### [Aim of the task]
In the entries that follow, count each line containing "документа" and state the total, nothing more.

### [Working data]
* * * *

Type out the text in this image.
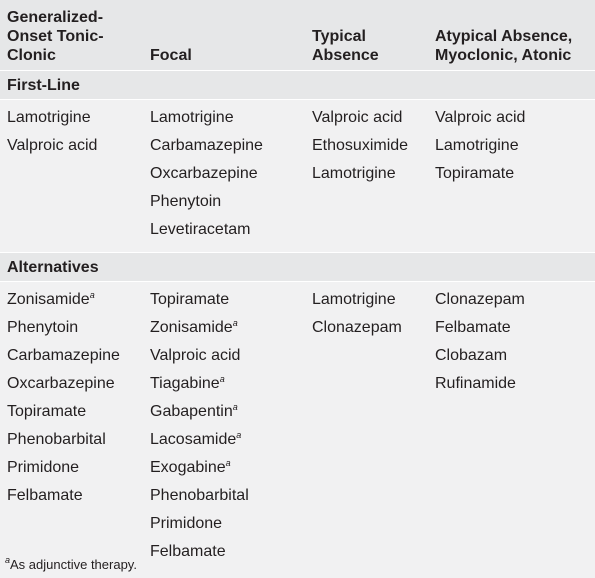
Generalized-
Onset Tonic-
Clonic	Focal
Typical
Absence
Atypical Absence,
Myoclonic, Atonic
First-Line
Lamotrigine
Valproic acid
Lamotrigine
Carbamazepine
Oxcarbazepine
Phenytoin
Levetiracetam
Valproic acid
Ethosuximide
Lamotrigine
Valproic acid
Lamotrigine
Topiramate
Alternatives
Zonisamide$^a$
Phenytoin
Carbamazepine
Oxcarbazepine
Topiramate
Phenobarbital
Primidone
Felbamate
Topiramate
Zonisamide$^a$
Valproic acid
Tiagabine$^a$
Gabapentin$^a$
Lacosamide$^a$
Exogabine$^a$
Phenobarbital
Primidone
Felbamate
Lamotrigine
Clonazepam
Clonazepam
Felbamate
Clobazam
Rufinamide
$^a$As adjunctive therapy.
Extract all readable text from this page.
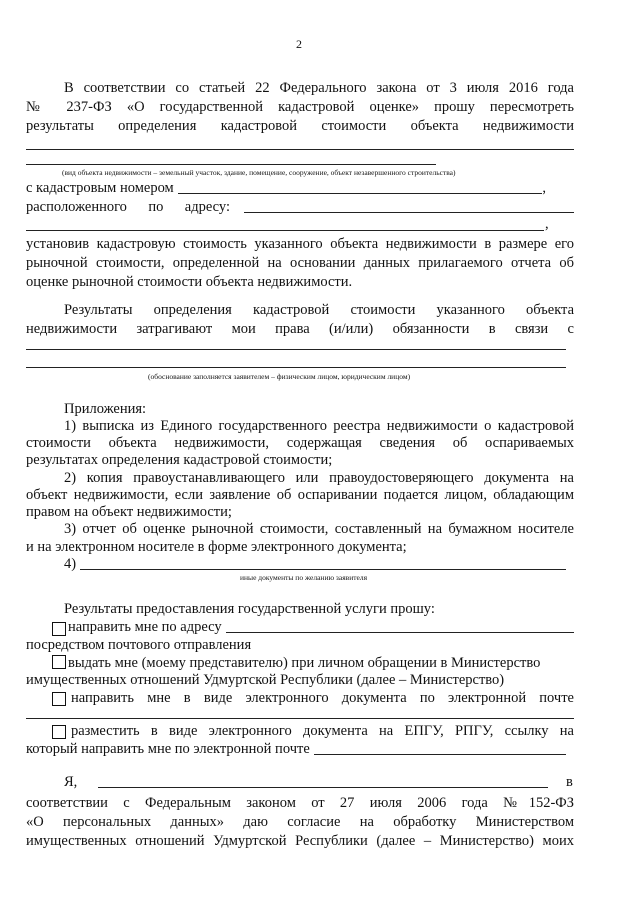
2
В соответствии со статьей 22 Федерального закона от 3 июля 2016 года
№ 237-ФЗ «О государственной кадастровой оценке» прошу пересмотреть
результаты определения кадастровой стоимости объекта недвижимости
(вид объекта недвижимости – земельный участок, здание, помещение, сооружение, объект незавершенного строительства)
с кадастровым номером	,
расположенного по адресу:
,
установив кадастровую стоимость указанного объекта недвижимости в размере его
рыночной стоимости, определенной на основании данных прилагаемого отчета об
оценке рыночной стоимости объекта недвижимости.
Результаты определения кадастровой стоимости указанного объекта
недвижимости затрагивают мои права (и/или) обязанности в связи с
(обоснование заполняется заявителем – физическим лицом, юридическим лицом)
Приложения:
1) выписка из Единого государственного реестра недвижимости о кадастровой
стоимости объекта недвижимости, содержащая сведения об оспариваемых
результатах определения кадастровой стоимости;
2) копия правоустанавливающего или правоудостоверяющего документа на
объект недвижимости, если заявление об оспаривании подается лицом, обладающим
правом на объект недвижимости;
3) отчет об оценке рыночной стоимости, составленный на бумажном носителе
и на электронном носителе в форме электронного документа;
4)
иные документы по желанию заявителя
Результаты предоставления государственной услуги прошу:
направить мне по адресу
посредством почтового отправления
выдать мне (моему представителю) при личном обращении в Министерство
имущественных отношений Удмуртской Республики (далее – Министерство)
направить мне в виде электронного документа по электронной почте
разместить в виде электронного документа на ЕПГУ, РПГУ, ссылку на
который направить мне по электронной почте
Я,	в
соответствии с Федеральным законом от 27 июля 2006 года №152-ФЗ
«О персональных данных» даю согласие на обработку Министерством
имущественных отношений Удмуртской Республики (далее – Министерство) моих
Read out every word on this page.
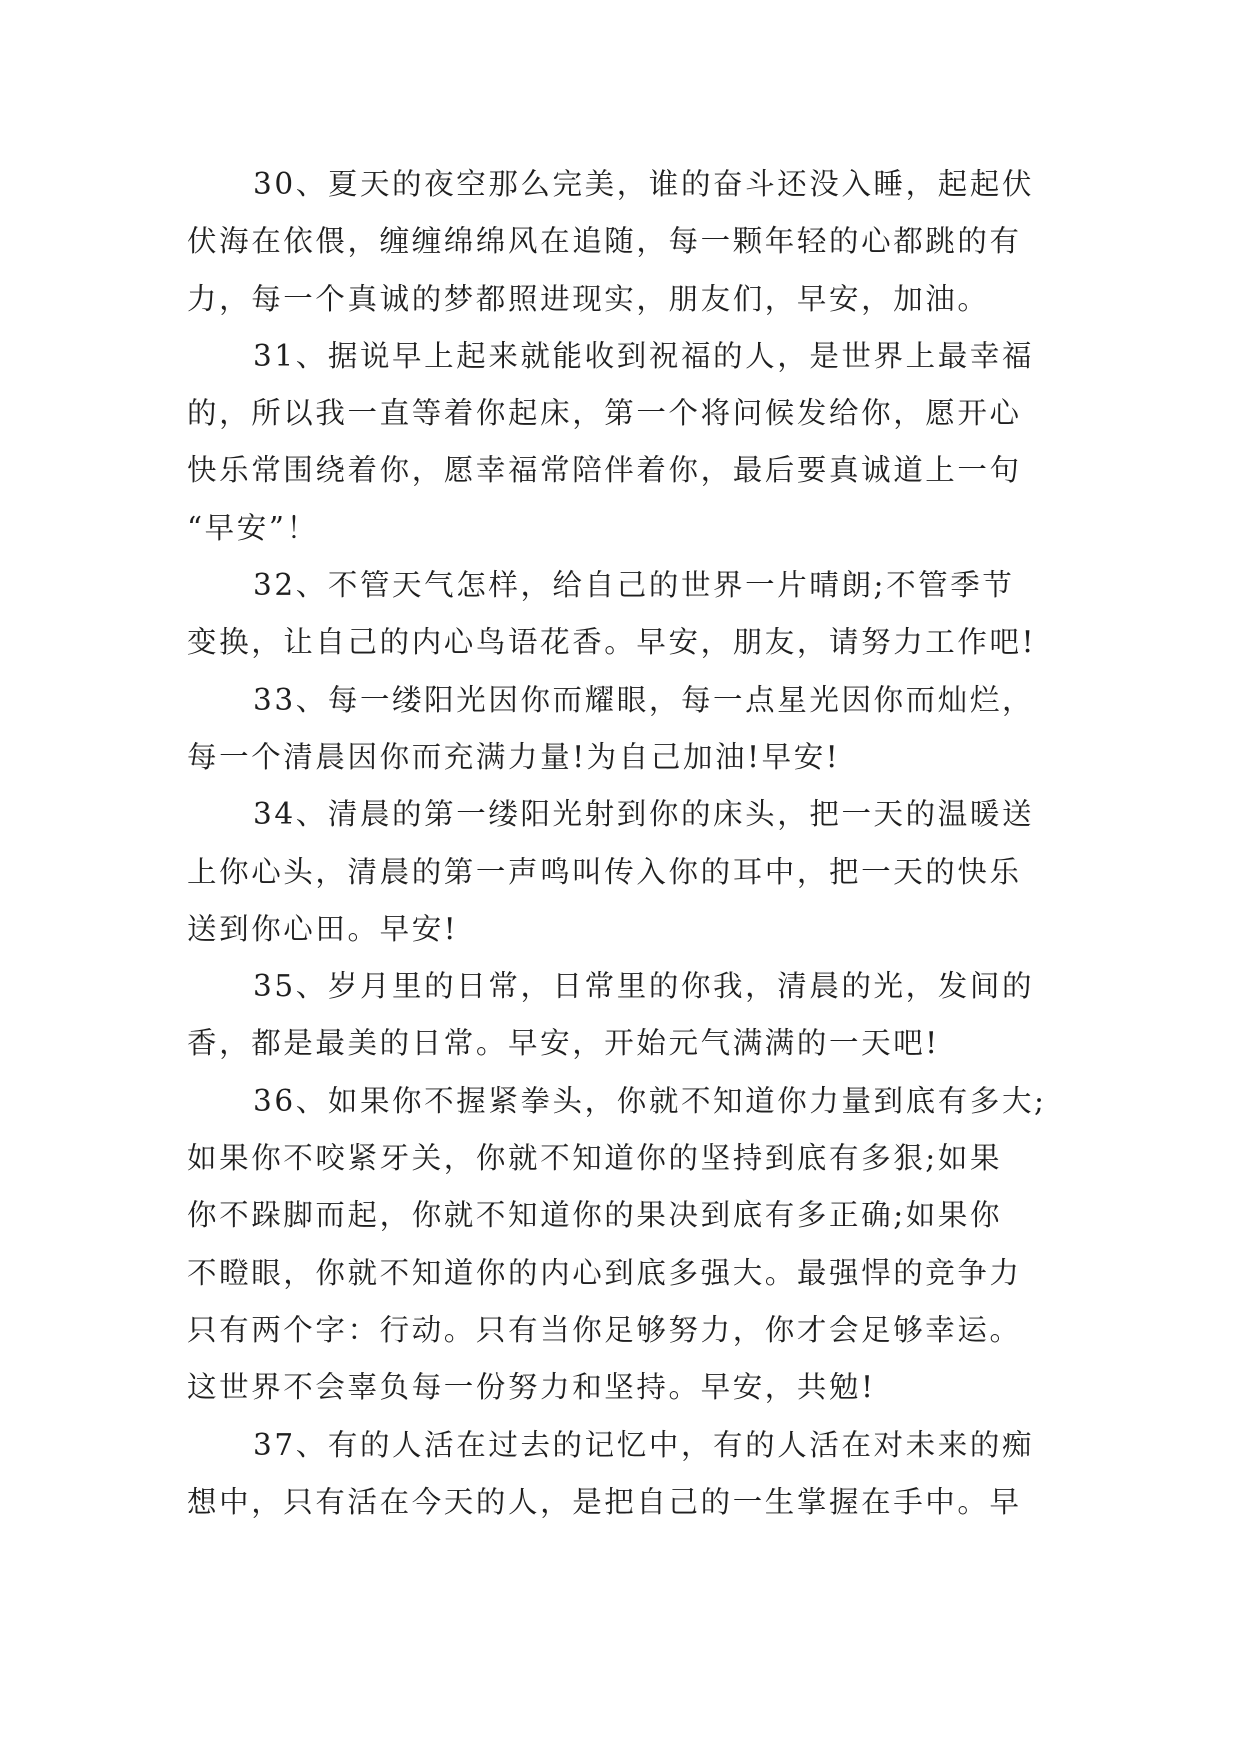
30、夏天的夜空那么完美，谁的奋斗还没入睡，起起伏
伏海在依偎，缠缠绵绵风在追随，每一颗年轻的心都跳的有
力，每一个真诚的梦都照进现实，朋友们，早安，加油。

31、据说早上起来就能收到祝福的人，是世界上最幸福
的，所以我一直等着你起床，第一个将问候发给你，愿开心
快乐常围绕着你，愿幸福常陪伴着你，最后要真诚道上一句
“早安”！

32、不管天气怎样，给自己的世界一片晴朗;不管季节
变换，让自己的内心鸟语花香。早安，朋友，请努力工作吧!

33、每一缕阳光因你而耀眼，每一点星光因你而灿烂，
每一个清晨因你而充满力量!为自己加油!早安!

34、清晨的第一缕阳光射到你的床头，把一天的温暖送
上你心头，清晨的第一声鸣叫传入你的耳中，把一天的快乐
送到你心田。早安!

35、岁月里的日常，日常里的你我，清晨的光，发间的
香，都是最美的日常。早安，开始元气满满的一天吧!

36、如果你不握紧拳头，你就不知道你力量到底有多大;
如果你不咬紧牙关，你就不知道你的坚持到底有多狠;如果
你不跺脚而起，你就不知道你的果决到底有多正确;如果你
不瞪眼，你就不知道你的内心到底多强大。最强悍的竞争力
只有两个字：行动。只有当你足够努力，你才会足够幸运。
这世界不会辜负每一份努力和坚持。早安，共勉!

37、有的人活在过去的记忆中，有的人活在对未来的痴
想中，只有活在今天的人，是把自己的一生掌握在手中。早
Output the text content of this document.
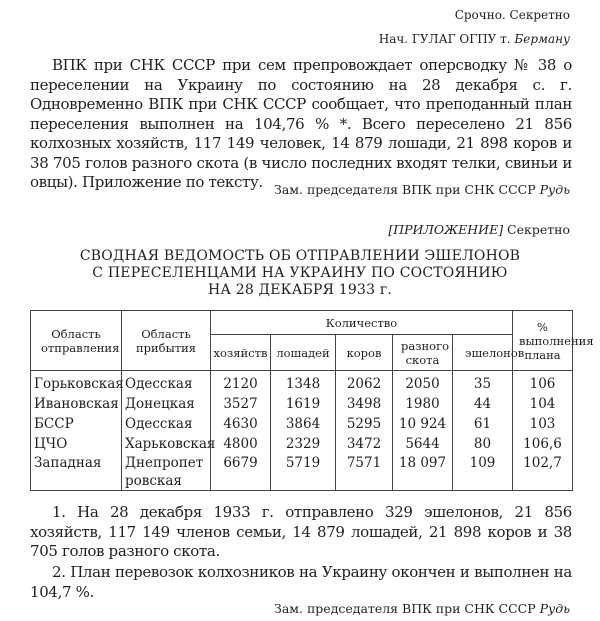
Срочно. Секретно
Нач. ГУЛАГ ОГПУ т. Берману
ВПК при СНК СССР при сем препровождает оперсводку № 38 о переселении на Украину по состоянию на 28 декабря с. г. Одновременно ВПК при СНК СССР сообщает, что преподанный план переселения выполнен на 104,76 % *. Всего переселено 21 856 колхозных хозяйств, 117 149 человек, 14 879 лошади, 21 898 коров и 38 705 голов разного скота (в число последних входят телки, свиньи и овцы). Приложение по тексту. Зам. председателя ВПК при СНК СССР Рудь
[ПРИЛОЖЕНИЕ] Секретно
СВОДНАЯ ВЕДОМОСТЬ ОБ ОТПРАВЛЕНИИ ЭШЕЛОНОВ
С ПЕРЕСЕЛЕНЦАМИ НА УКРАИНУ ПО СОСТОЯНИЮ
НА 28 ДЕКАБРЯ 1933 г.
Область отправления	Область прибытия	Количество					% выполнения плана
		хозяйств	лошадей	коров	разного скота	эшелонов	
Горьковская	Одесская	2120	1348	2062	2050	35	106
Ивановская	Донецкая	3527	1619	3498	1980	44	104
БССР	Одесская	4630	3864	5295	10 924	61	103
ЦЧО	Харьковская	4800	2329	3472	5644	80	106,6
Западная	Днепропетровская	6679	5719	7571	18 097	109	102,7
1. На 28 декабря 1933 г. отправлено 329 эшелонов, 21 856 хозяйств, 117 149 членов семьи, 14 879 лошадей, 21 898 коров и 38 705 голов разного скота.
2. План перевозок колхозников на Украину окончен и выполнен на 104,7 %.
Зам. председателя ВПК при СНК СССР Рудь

* * * *

### [Result of this task]
4